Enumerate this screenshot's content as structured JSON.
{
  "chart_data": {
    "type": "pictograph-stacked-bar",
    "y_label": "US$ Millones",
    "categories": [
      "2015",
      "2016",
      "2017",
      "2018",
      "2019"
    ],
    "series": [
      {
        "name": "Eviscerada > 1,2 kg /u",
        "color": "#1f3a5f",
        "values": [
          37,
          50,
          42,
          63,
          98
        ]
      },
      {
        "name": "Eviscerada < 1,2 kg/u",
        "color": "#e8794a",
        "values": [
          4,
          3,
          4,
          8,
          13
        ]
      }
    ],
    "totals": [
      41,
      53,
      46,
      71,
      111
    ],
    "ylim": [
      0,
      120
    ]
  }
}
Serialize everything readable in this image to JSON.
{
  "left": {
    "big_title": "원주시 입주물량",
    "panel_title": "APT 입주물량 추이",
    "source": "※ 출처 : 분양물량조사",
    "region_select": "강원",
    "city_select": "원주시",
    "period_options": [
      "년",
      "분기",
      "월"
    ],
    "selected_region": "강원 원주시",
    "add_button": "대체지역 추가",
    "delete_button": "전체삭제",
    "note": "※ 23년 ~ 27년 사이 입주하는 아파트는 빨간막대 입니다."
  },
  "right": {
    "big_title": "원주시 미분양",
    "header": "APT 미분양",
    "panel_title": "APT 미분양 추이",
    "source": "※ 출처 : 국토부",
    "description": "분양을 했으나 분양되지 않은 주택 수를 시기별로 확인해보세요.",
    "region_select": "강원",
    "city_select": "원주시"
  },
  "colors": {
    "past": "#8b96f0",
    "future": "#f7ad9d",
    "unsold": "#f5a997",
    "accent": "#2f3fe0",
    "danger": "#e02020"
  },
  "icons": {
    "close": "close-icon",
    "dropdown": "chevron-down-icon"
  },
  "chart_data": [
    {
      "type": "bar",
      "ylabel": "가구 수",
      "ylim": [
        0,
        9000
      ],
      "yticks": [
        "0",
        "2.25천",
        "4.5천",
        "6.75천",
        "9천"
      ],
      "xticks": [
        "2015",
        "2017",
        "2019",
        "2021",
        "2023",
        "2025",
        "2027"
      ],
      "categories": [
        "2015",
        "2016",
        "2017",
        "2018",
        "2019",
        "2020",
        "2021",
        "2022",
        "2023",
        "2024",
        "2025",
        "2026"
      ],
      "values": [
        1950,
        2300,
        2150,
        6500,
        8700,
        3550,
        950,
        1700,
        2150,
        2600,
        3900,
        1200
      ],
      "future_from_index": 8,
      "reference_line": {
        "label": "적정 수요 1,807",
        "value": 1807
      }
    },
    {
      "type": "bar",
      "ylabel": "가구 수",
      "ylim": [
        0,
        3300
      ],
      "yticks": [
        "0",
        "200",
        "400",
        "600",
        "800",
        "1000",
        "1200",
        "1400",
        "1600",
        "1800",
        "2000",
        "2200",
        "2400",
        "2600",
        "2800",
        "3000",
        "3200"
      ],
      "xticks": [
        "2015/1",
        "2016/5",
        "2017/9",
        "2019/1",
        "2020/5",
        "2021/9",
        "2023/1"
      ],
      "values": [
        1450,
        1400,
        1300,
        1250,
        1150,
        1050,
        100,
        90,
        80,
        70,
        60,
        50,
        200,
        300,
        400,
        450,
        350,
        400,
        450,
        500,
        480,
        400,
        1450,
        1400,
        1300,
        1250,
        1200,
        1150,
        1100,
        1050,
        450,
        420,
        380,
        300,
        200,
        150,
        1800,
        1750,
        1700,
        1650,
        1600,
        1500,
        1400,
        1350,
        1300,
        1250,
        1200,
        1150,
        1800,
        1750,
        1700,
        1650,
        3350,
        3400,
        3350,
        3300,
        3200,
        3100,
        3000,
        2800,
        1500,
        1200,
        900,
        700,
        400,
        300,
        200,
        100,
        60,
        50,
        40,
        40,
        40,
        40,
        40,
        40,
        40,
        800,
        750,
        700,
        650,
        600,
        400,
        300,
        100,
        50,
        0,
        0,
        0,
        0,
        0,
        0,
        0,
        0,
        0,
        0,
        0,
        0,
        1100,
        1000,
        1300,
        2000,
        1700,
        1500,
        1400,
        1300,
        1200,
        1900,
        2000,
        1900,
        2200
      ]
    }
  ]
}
--
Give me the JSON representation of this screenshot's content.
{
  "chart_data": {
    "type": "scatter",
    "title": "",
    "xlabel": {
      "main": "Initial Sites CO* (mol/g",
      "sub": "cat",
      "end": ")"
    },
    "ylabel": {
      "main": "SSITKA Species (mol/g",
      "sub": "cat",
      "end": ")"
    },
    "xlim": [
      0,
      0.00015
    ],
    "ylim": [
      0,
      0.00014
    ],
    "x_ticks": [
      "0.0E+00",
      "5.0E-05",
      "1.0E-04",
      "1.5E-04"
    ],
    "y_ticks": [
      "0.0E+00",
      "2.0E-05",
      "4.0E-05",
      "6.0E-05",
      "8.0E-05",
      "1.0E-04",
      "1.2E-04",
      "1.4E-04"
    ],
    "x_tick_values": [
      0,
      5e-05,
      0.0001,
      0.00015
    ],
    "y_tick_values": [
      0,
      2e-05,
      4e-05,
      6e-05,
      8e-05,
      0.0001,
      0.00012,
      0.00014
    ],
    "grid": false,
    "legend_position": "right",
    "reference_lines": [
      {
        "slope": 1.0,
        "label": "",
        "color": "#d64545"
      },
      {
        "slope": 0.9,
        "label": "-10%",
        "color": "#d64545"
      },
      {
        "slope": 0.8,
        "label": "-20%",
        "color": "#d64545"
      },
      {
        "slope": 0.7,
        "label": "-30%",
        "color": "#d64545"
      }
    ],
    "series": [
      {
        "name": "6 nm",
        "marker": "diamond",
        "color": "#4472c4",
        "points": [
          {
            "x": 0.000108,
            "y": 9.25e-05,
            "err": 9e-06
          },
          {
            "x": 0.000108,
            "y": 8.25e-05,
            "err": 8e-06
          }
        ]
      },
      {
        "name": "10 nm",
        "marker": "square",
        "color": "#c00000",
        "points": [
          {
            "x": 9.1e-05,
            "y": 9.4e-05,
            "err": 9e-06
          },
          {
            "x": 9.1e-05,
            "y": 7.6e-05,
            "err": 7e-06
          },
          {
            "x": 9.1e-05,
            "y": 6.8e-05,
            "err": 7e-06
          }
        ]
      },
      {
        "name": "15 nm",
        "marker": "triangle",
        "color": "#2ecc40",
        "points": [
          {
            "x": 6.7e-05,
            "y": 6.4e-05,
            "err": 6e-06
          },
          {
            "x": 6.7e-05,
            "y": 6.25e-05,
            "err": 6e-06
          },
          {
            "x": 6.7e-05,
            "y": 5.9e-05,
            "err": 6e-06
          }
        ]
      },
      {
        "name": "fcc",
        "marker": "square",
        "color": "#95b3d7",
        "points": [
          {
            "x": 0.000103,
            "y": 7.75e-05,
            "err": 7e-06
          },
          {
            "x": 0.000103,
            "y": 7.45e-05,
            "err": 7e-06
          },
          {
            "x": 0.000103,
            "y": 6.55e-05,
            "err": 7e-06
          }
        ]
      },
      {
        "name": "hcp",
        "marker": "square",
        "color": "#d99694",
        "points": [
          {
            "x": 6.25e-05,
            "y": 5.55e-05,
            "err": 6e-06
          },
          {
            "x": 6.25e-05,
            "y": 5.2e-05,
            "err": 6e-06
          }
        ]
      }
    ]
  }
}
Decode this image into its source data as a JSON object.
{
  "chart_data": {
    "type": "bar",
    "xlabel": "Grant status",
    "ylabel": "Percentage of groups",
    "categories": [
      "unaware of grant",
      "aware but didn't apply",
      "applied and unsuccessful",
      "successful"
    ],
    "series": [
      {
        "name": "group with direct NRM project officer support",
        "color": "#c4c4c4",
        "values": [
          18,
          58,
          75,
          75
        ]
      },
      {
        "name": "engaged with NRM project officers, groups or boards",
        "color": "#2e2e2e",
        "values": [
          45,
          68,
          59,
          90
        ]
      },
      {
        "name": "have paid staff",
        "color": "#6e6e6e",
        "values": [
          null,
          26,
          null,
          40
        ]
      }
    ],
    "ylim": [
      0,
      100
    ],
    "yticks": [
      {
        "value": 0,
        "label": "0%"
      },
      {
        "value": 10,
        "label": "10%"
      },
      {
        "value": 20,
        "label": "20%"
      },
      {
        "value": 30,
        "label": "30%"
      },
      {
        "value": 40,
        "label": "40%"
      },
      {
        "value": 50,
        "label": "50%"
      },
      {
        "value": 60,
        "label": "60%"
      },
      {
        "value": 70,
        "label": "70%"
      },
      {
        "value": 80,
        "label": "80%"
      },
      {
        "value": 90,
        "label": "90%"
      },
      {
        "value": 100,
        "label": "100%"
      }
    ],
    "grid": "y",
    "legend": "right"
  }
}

* The problem *
Search the entries for the word "this", then list each line that holds it.

* The output *
Enumerate this screenshot's content as structured JSON.
Serialize everything readable in this image to JSON.
Give me the JSON representation of this screenshot's content.
Decode this image into its source data as a JSON object.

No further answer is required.